- Work to be completed -
Lines containing the word "Trevor" are the ones to copy from the records below.

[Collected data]
START

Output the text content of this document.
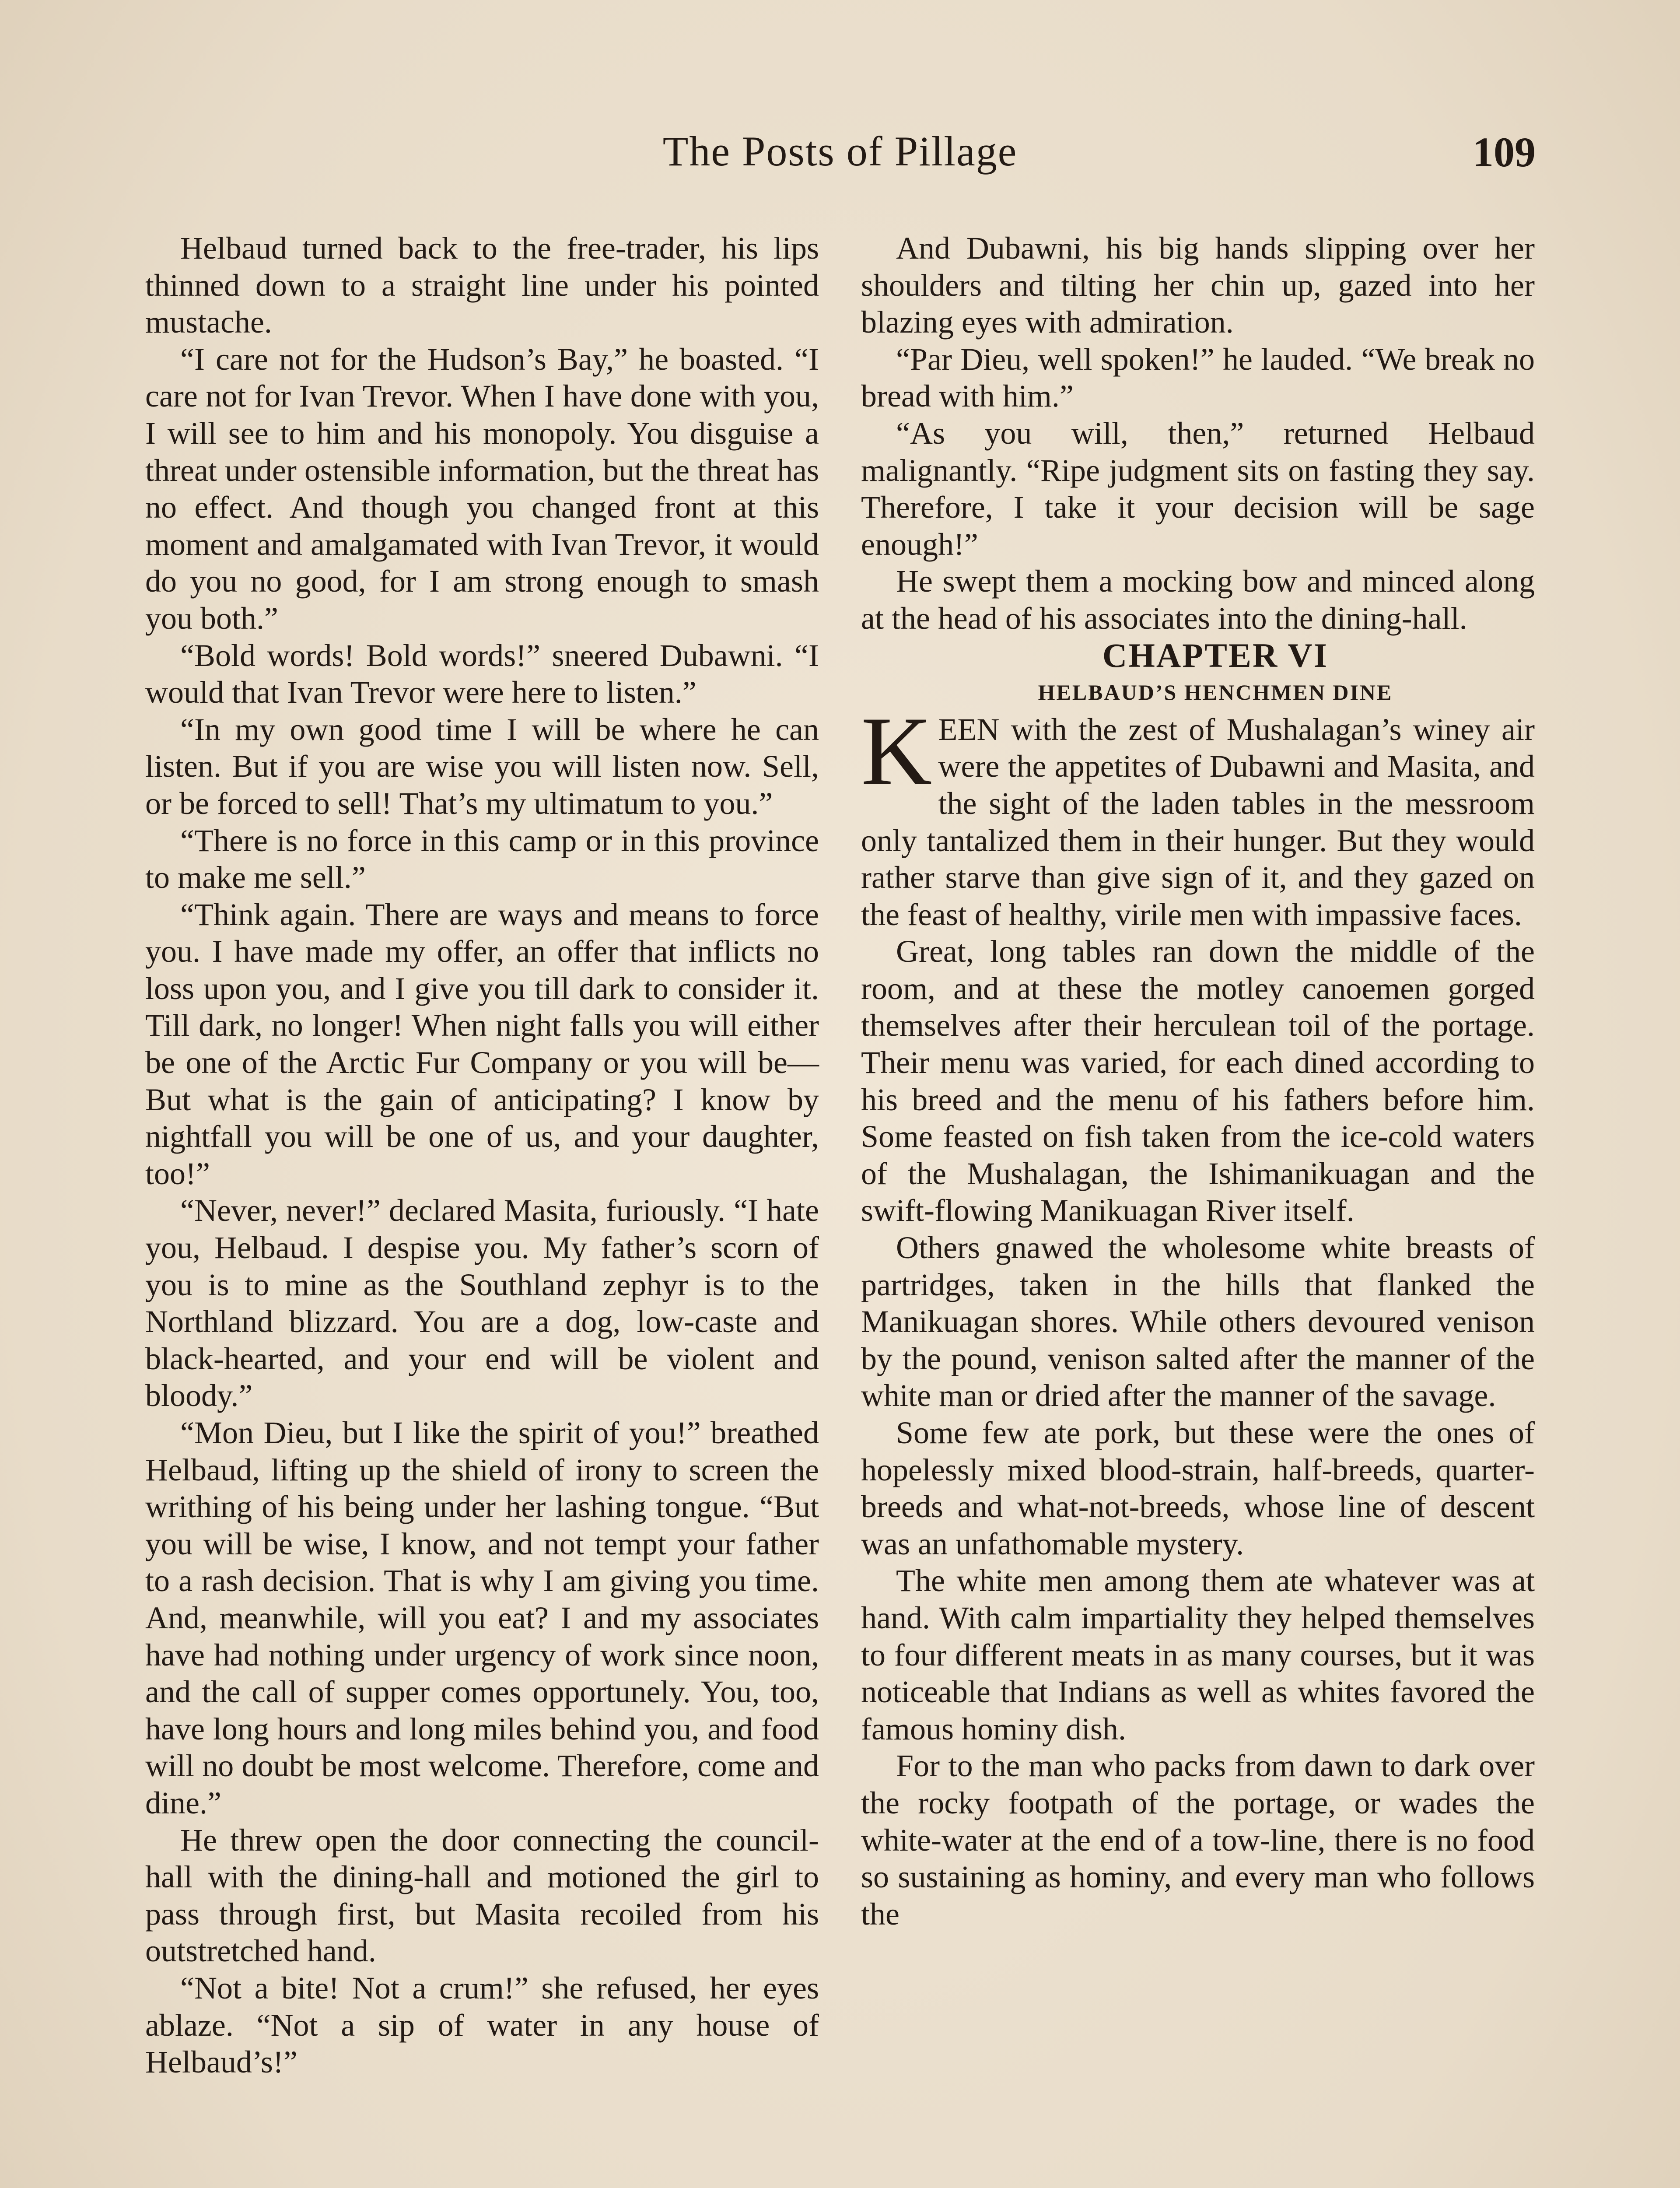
The Posts of Pillage	109

Helbaud turned back to the free-trader, his lips thinned down to a straight line under his pointed mustache.

“I care not for the Hudson’s Bay,” he boasted. “I care not for Ivan Trevor. When I have done with you, I will see to him and his monopoly. You disguise a threat under ostensible information, but the threat has no effect. And though you changed front at this moment and amalgamated with Ivan Trevor, it would do you no good, for I am strong enough to smash you both.”

“Bold words! Bold words!” sneered Dubawni. “I would that Ivan Trevor were here to listen.”

“In my own good time I will be where he can listen. But if you are wise you will listen now. Sell, or be forced to sell! That’s my ultimatum to you.”

“There is no force in this camp or in this province to make me sell.”

“Think again. There are ways and means to force you. I have made my offer, an offer that inflicts no loss upon you, and I give you till dark to consider it. Till dark, no longer! When night falls you will either be one of the Arctic Fur Company or you will be— But what is the gain of anticipating? I know by nightfall you will be one of us, and your daughter, too!”

“Never, never!” declared Masita, furiously. “I hate you, Helbaud. I despise you. My father’s scorn of you is to mine as the Southland zephyr is to the Northland blizzard. You are a dog, low-caste and black-hearted, and your end will be violent and bloody.”

“Mon Dieu, but I like the spirit of you!” breathed Helbaud, lifting up the shield of irony to screen the writhing of his being under her lashing tongue. “But you will be wise, I know, and not tempt your father to a rash decision. That is why I am giving you time. And, meanwhile, will you eat? I and my associates have had nothing under urgency of work since noon, and the call of supper comes opportunely. You, too, have long hours and long miles behind you, and food will no doubt be most welcome. Therefore, come and dine.”

He threw open the door connecting the council-hall with the dining-hall and motioned the girl to pass through first, but Masita recoiled from his outstretched hand.

“Not a bite! Not a crum!” she refused, her eyes ablaze. “Not a sip of water in any house of Helbaud’s!”

And Dubawni, his big hands slipping over her shoulders and tilting her chin up, gazed into her blazing eyes with admiration.

“Par Dieu, well spoken!” he lauded. “We break no bread with him.”

“As you will, then,” returned Helbaud malignantly. “Ripe judgment sits on fasting they say. Therefore, I take it your decision will be sage enough!”

He swept them a mocking bow and minced along at the head of his associates into the dining-hall.

CHAPTER VI

HELBAUD’S HENCHMEN DINE

KEEN with the zest of Mushalagan’s winey air were the appetites of Dubawni and Masita, and the sight of the laden tables in the messroom only tantalized them in their hunger. But they would rather starve than give sign of it, and they gazed on the feast of healthy, virile men with impassive faces.

Great, long tables ran down the middle of the room, and at these the motley canoemen gorged themselves after their herculean toil of the portage. Their menu was varied, for each dined according to his breed and the menu of his fathers before him. Some feasted on fish taken from the ice-cold waters of the Mushalagan, the Ishimanikuagan and the swift-flowing Manikuagan River itself.

Others gnawed the wholesome white breasts of partridges, taken in the hills that flanked the Manikuagan shores. While others devoured venison by the pound, venison salted after the manner of the white man or dried after the manner of the savage.

Some few ate pork, but these were the ones of hopelessly mixed blood-strain, half-breeds, quarter-breeds and what-not-breeds, whose line of descent was an unfathomable mystery.

The white men among them ate whatever was at hand. With calm impartiality they helped themselves to four different meats in as many courses, but it was noticeable that Indians as well as whites favored the famous hominy dish.

For to the man who packs from dawn to dark over the rocky footpath of the portage, or wades the white-water at the end of a tow-line, there is no food so sustaining as hominy, and every man who follows the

END

- In response -
“I care not for the Hudson’s Bay,” he boasted. “I care not for Ivan Trevor. When I have done with you, I will see to him and his monopoly. You disguise a threat under ostensible information, but the threat has no effect. And though you changed front at this moment and amalgamated with Ivan Trevor, it would do you no good, for I am strong enough to smash you both.”
“Bold words! Bold words!” sneered Dubawni. “I would that Ivan Trevor were here to listen.”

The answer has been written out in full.